### [Your goal]
Copy the records from the first line through the line containing "line-series <box>62 78 882 556</box>", changing "Hour of the day" to "Time of day" and leaving everything else unaltered.

Begin

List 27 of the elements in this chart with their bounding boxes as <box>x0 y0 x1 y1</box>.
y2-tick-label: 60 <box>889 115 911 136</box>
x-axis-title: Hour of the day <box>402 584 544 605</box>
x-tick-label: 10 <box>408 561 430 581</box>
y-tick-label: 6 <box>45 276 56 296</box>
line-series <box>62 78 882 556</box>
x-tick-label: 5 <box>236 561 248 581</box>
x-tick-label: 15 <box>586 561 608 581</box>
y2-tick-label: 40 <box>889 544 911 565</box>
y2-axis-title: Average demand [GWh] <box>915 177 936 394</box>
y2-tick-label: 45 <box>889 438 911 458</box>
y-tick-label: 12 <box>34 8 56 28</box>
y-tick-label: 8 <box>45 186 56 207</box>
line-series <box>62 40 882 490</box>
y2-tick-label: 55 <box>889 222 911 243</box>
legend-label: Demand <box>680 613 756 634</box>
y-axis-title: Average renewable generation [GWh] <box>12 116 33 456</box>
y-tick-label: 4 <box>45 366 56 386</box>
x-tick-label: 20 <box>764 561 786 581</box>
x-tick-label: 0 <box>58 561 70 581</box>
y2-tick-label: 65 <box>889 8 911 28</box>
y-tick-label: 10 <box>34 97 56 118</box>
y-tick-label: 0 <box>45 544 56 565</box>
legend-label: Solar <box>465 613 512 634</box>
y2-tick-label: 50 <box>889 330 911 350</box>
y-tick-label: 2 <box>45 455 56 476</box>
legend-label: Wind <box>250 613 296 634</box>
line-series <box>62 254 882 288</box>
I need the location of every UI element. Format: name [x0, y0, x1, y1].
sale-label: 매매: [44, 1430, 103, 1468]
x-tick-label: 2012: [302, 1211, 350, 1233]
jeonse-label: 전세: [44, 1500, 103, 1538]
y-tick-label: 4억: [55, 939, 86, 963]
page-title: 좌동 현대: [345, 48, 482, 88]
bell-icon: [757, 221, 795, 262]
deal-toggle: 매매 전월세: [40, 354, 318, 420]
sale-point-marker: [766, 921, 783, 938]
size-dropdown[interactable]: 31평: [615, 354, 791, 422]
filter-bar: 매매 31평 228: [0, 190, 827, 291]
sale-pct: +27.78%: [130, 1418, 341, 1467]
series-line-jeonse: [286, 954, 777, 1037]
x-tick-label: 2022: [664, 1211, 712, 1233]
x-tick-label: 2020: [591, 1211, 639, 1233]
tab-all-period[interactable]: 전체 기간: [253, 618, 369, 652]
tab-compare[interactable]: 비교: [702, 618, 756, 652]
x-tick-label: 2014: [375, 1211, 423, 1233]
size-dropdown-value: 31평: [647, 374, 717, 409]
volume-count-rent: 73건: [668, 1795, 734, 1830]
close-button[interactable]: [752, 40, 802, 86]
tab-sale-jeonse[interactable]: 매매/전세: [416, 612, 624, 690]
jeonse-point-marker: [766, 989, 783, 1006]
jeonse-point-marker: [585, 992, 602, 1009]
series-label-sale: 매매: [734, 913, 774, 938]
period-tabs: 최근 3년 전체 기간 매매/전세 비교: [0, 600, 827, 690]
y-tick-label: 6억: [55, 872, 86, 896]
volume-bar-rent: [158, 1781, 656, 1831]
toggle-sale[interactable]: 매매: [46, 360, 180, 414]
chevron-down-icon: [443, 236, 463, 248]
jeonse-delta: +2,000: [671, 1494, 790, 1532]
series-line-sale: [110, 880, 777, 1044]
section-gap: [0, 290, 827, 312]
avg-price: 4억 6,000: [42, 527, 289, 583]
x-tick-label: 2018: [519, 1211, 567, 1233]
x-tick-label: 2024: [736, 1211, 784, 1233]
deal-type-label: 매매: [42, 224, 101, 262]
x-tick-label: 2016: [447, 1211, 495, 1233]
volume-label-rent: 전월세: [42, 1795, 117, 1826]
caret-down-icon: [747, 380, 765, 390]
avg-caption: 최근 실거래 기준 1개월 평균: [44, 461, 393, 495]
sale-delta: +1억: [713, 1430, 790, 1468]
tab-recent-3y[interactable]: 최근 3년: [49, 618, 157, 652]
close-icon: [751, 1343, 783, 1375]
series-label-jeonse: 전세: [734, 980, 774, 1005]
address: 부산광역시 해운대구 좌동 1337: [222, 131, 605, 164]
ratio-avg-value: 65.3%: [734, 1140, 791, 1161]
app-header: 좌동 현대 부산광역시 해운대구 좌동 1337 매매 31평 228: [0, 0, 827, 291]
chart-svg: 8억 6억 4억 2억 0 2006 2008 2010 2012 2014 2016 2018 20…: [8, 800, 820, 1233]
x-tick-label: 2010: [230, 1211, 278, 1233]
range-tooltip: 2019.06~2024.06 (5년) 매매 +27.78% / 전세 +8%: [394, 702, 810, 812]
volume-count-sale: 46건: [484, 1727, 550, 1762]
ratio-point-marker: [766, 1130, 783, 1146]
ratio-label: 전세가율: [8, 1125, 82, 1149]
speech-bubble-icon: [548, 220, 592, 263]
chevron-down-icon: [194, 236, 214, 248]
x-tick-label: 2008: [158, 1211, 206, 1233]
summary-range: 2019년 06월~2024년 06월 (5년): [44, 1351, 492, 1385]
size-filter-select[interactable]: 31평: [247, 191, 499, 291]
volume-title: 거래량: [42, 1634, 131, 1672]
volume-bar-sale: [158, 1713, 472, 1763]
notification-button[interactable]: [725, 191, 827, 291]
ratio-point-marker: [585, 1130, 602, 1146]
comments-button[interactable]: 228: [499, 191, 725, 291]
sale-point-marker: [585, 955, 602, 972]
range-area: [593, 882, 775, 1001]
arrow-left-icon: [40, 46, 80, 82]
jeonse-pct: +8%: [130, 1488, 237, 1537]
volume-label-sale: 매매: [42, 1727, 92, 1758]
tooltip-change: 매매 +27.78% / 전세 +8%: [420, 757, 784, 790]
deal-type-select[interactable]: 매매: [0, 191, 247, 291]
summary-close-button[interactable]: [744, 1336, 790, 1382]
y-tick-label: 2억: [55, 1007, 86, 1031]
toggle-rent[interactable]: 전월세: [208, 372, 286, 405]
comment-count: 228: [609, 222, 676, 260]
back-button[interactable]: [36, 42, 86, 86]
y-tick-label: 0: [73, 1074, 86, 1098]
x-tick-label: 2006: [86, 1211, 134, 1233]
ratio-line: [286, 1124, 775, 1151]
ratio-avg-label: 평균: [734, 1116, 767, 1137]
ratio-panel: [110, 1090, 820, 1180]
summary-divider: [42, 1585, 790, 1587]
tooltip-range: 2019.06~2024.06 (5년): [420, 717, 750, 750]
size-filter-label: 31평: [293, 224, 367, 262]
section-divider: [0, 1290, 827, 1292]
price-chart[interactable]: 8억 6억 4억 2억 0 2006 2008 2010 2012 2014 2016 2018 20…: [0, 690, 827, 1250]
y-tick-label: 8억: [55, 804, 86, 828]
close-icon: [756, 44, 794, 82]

End

### [Output below]
List 27 of the elements in this chart with their bounding boxes as <box>x0 y0 x1 y1</box>.
y2-tick-label: 60 <box>889 115 911 136</box>
x-axis-title: Time of day <box>402 584 544 605</box>
x-tick-label: 10 <box>408 561 430 581</box>
y-tick-label: 6 <box>45 276 56 296</box>
line-series <box>62 78 882 556</box>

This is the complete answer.